═════ RECORDS PROVIDED ═════
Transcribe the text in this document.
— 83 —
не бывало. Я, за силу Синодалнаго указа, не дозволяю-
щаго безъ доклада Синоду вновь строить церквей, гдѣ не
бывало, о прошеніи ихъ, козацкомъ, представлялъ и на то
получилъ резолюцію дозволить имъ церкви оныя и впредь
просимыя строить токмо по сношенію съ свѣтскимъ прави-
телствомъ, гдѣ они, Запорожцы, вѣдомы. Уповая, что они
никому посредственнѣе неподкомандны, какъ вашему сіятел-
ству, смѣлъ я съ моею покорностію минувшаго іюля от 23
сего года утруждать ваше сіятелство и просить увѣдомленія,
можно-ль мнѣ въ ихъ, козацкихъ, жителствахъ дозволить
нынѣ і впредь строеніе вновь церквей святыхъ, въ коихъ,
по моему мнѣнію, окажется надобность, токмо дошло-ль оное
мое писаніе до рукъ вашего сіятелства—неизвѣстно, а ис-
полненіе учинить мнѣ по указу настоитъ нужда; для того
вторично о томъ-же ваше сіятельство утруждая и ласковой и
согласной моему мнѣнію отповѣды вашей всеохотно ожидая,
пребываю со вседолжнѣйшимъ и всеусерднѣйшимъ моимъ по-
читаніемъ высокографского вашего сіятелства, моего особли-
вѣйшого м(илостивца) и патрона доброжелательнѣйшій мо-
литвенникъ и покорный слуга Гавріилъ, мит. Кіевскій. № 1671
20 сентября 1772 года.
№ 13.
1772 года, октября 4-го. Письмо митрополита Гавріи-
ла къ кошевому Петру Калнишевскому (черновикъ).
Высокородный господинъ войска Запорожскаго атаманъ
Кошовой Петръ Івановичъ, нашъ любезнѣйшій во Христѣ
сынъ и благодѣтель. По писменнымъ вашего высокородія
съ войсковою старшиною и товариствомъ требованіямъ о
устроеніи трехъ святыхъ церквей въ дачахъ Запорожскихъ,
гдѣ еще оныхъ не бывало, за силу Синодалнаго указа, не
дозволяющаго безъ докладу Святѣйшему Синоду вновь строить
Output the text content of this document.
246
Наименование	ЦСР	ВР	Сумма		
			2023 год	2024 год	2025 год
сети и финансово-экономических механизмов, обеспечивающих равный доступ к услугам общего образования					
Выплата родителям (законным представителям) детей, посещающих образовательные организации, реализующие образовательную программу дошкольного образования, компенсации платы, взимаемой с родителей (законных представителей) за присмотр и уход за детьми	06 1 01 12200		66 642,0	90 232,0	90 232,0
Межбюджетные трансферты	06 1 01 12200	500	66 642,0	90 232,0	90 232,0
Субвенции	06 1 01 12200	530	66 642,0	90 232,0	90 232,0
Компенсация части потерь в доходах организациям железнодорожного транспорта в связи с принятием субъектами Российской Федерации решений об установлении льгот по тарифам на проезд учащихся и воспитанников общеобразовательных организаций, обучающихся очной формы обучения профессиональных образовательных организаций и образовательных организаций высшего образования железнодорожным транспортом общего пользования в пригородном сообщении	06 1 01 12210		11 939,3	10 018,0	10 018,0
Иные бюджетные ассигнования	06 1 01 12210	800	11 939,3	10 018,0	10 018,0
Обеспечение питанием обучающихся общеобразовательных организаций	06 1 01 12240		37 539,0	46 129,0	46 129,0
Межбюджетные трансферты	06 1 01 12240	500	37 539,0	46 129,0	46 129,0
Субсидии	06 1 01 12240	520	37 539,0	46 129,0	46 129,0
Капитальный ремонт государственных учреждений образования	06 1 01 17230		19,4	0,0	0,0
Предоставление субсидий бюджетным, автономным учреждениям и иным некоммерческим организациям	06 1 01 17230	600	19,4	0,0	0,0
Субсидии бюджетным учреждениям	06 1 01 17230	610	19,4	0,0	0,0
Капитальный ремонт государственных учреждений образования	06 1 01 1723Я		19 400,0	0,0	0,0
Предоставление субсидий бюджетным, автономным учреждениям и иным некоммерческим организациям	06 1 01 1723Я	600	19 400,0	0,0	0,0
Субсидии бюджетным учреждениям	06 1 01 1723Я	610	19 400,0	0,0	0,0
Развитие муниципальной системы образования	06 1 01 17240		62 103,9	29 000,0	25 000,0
═════
DIRECTIVE: Exactly reproduce every line of the data above.

EXERCISE ANSWER:
Transcribe the text in this document.
— 83 —
не бывало. Я, за силу Синодалнаго указа, не дозволяю-
щаго безъ доклада Синоду вновь строить церквей, гдѣ не
бывало, о прошеніи ихъ, козацкомъ, представлялъ и на то
получилъ резолюцію дозволить имъ церкви оныя и впредь
просимыя строить токмо по сношенію съ свѣтскимъ прави-
телствомъ, гдѣ они, Запорожцы, вѣдомы. Уповая, что они
никому посредственнѣе неподкомандны, какъ вашему сіятел-
ству, смѣлъ я съ моею покорностію минувшаго іюля от 23
сего года утруждать ваше сіятелство и просить увѣдомленія,
можно-ль мнѣ въ ихъ, козацкихъ, жителствахъ дозволить
нынѣ і впредь строеніе вновь церквей святыхъ, въ коихъ,
по моему мнѣнію, окажется надобность, токмо дошло-ль оное
мое писаніе до рукъ вашего сіятелства—неизвѣстно, а ис-
полненіе учинить мнѣ по указу настоитъ нужда; для того
вторично о томъ-же ваше сіятельство утруждая и ласковой и
согласной моему мнѣнію отповѣды вашей всеохотно ожидая,
пребываю со вседолжнѣйшимъ и всеусерднѣйшимъ моимъ по-
читаніемъ высокографского вашего сіятелства, моего особли-
вѣйшого м(илостивца) и патрона доброжелательнѣйшій мо-
литвенникъ и покорный слуга Гавріилъ, мит. Кіевскій. № 1671
20 сентября 1772 года.
№ 13.
1772 года, октября 4-го. Письмо митрополита Гавріи-
ла къ кошевому Петру Калнишевскому (черновикъ).
Высокородный господинъ войска Запорожскаго атаманъ
Кошовой Петръ Івановичъ, нашъ любезнѣйшій во Христѣ
сынъ и благодѣтель. По писменнымъ вашего высокородія
съ войсковою старшиною и товариствомъ требованіямъ о
устроеніи трехъ святыхъ церквей въ дачахъ Запорожскихъ,
гдѣ еще оныхъ не бывало, за силу Синодалнаго указа, не
дозволяющаго безъ докладу Святѣйшему Синоду вновь строить
Output the text content of this document.
246
Наименование	ЦСР	ВР	Сумма		
			2023 год	2024 год	2025 год
сети и финансово-экономических механизмов, обеспечивающих равный доступ к услугам общего образования					
Выплата родителям (законным представителям) детей, посещающих образовательные организации, реализующие образовательную программу дошкольного образования, компенсации платы, взимаемой с родителей (законных представителей) за присмотр и уход за детьми	06 1 01 12200		66 642,0	90 232,0	90 232,0
Межбюджетные трансферты	06 1 01 12200	500	66 642,0	90 232,0	90 232,0
Субвенции	06 1 01 12200	530	66 642,0	90 232,0	90 232,0
Компенсация части потерь в доходах организациям железнодорожного транспорта в связи с принятием субъектами Российской Федерации решений об установлении льгот по тарифам на проезд учащихся и воспитанников общеобразовательных организаций, обучающихся очной формы обучения профессиональных образовательных организаций и образовательных организаций высшего образования железнодорожным транспортом общего пользования в пригородном сообщении	06 1 01 12210		11 939,3	10 018,0	10 018,0
Иные бюджетные ассигнования	06 1 01 12210	800	11 939,3	10 018,0	10 018,0
Обеспечение питанием обучающихся общеобразовательных организаций	06 1 01 12240		37 539,0	46 129,0	46 129,0
Межбюджетные трансферты	06 1 01 12240	500	37 539,0	46 129,0	46 129,0
Субсидии	06 1 01 12240	520	37 539,0	46 129,0	46 129,0
Капитальный ремонт государственных учреждений образования	06 1 01 17230		19,4	0,0	0,0
Предоставление субсидий бюджетным, автономным учреждениям и иным некоммерческим организациям	06 1 01 17230	600	19,4	0,0	0,0
Субсидии бюджетным учреждениям	06 1 01 17230	610	19,4	0,0	0,0
Капитальный ремонт государственных учреждений образования	06 1 01 1723Я		19 400,0	0,0	0,0
Предоставление субсидий бюджетным, автономным учреждениям и иным некоммерческим организациям	06 1 01 1723Я	600	19 400,0	0,0	0,0
Субсидии бюджетным учреждениям	06 1 01 1723Я	610	19 400,0	0,0	0,0
Развитие муниципальной системы образования	06 1 01 17240		62 103,9	29 000,0	25 000,0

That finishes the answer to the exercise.